▶ [Given records]
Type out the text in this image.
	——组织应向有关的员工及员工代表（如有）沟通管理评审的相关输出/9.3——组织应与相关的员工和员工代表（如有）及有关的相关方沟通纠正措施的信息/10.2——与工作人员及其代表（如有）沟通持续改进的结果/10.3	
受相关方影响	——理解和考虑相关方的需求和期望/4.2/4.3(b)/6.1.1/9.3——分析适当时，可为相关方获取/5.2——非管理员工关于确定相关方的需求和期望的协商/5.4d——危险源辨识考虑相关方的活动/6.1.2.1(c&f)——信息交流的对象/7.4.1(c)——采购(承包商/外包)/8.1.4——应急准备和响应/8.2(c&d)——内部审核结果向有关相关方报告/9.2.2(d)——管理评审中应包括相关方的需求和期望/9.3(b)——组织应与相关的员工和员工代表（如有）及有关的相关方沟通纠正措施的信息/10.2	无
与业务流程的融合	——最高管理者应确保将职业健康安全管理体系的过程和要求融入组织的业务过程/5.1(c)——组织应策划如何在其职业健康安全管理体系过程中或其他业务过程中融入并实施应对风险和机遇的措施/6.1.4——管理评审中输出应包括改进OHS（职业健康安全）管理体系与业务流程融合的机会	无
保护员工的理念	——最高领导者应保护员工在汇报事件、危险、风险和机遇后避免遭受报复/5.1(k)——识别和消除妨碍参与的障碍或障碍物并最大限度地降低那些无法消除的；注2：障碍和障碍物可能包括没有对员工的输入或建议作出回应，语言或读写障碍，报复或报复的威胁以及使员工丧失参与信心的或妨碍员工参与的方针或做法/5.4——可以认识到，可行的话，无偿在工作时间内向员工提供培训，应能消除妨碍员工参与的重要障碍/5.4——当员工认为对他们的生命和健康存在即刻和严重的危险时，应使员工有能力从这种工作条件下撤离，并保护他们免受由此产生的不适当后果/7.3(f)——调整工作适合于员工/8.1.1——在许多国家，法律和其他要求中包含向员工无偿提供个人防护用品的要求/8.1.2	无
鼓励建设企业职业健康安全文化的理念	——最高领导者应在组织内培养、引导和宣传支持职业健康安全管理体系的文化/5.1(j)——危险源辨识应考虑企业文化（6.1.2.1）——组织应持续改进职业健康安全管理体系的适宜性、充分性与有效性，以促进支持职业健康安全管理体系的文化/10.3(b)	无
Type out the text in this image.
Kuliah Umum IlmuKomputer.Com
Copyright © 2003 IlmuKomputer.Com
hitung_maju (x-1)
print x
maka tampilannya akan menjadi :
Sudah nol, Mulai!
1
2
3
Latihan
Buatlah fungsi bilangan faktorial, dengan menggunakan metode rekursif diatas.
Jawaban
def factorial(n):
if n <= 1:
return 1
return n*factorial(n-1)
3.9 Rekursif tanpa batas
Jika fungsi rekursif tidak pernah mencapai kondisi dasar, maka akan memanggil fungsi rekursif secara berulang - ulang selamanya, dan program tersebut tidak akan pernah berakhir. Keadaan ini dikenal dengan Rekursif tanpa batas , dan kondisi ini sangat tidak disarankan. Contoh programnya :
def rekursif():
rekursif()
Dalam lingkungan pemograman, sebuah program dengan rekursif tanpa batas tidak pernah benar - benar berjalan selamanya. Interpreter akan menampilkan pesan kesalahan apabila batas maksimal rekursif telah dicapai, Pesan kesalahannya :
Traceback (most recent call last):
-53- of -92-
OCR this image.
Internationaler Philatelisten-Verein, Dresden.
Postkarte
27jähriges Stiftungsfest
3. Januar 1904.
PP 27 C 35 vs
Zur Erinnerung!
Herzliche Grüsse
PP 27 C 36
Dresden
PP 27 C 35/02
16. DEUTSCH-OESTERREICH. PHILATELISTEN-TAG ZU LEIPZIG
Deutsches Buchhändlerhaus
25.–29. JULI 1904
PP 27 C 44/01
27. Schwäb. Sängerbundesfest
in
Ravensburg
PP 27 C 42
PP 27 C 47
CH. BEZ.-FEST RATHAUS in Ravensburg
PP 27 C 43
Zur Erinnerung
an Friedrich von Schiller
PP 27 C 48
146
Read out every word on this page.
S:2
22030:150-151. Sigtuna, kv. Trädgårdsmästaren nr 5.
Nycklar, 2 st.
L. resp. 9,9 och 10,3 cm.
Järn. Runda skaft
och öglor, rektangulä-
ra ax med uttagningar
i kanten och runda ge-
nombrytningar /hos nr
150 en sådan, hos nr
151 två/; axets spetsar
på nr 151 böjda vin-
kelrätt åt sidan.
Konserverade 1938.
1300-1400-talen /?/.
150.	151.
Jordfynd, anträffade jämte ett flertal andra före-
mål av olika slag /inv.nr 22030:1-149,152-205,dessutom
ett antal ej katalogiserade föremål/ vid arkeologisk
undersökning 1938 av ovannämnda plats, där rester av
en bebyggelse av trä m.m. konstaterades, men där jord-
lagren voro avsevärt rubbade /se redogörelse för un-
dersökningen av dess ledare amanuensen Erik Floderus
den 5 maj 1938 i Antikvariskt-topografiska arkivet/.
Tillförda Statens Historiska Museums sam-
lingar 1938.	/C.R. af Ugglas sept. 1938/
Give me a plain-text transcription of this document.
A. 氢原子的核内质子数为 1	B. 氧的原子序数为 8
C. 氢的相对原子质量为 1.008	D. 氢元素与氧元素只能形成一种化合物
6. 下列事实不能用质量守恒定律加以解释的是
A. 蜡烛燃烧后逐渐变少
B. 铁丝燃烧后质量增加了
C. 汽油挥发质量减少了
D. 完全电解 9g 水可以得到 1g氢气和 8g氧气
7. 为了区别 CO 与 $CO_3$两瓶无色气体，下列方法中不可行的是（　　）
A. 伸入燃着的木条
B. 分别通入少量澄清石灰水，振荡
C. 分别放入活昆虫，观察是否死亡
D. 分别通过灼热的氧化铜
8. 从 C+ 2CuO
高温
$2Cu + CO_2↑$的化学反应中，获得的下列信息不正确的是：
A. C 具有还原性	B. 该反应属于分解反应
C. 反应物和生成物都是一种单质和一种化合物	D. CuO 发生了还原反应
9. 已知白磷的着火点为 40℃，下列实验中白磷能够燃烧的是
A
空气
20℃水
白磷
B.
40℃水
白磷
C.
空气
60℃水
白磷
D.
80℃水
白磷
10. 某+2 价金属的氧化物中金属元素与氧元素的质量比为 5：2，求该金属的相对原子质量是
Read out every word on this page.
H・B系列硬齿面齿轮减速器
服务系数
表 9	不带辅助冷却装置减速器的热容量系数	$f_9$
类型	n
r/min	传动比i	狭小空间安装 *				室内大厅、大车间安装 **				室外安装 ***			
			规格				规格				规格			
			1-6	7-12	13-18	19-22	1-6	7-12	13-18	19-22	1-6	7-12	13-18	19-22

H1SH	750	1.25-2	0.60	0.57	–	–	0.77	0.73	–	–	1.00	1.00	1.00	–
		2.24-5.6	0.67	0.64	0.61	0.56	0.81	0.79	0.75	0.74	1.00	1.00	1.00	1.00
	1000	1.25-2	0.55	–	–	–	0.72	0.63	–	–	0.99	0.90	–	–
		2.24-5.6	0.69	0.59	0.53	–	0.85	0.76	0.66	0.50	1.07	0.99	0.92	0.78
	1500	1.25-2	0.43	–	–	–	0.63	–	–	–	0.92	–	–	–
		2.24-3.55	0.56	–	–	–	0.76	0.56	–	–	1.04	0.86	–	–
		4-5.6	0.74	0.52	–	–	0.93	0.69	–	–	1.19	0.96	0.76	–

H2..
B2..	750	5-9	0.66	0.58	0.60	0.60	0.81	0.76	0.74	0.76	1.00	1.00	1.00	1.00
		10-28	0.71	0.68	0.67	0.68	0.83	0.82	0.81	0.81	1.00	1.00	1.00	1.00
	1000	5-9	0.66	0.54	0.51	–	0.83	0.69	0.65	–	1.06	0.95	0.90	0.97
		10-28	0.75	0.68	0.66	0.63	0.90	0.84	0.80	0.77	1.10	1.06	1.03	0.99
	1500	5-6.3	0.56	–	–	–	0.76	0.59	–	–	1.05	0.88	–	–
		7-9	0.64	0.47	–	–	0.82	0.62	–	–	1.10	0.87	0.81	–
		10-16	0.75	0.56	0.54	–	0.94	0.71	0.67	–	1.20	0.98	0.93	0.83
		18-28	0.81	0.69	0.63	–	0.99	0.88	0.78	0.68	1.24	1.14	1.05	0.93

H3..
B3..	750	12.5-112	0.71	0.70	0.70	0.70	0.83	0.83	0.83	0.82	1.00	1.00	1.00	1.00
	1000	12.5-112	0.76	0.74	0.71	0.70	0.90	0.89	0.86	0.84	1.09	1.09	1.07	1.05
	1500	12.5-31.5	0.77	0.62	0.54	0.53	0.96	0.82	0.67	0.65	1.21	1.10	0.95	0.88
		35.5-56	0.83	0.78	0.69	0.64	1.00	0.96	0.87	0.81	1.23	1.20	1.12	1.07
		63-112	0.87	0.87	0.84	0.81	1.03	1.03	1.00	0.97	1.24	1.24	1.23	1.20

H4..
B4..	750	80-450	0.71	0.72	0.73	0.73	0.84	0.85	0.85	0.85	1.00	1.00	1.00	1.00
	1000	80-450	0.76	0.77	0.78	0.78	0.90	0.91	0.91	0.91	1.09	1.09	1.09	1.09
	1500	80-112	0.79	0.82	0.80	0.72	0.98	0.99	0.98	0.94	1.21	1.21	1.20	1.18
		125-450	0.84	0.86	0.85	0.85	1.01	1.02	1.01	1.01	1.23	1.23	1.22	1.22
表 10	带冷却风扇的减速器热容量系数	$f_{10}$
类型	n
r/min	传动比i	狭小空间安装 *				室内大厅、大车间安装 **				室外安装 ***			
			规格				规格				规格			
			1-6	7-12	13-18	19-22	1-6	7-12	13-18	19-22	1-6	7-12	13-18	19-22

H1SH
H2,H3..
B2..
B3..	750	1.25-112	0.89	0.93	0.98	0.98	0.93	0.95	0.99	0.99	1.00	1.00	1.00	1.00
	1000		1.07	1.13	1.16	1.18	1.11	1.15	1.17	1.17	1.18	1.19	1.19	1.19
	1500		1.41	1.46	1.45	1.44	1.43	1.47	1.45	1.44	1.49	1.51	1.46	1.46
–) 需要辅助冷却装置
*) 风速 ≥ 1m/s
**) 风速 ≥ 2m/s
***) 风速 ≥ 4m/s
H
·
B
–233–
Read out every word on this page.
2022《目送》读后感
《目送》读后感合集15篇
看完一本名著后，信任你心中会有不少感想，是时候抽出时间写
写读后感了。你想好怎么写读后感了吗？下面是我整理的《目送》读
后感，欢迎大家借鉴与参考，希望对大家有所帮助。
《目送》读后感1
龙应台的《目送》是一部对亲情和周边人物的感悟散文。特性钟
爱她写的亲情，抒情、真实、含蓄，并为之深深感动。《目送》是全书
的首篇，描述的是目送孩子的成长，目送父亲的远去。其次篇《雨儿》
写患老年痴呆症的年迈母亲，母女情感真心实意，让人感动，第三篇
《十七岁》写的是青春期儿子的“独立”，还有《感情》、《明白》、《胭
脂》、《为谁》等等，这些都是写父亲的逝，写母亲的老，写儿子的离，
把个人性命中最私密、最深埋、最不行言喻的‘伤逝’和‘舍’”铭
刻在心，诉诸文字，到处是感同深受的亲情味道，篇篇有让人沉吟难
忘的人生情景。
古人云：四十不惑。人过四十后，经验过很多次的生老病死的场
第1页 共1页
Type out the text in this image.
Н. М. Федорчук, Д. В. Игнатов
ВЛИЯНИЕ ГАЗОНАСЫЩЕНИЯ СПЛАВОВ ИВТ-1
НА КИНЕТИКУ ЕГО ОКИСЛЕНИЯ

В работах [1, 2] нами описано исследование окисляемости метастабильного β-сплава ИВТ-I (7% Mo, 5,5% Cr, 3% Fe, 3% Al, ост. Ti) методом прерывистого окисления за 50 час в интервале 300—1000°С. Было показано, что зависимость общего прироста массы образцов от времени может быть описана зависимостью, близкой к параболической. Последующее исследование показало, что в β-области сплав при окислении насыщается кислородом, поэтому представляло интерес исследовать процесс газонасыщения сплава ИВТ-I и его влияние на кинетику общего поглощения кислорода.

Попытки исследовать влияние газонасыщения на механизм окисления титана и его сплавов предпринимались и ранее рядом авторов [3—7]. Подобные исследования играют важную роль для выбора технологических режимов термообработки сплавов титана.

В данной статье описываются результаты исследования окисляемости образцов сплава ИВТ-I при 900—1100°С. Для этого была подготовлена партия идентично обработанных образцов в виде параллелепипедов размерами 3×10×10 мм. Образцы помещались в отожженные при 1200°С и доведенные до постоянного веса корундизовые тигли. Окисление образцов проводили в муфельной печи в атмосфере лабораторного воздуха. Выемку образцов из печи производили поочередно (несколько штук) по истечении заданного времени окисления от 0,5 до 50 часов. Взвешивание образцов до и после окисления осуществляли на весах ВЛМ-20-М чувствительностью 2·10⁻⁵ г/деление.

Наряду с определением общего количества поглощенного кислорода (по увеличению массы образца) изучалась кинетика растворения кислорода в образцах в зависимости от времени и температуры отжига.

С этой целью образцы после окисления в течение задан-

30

▶ [Exercise brief]
Go through the records and pull out each line that includes the word "selamanya".

▶ [Written solution]
Jika fungsi rekursif tidak pernah mencapai kondisi dasar, maka akan memanggil fungsi rekursif secara berulang - ulang selamanya, dan program tersebut tidak akan pernah berakhir. Keadaan ini dikenal dengan Rekursif tanpa batas , dan kondisi ini sangat tidak disarankan. Contoh programnya :
Dalam lingkungan pemograman, sebuah program dengan rekursif tanpa batas tidak pernah benar - benar berjalan selamanya. Interpreter akan menampilkan pesan kesalahan apabila batas maksimal rekursif telah dicapai, Pesan kesalahannya :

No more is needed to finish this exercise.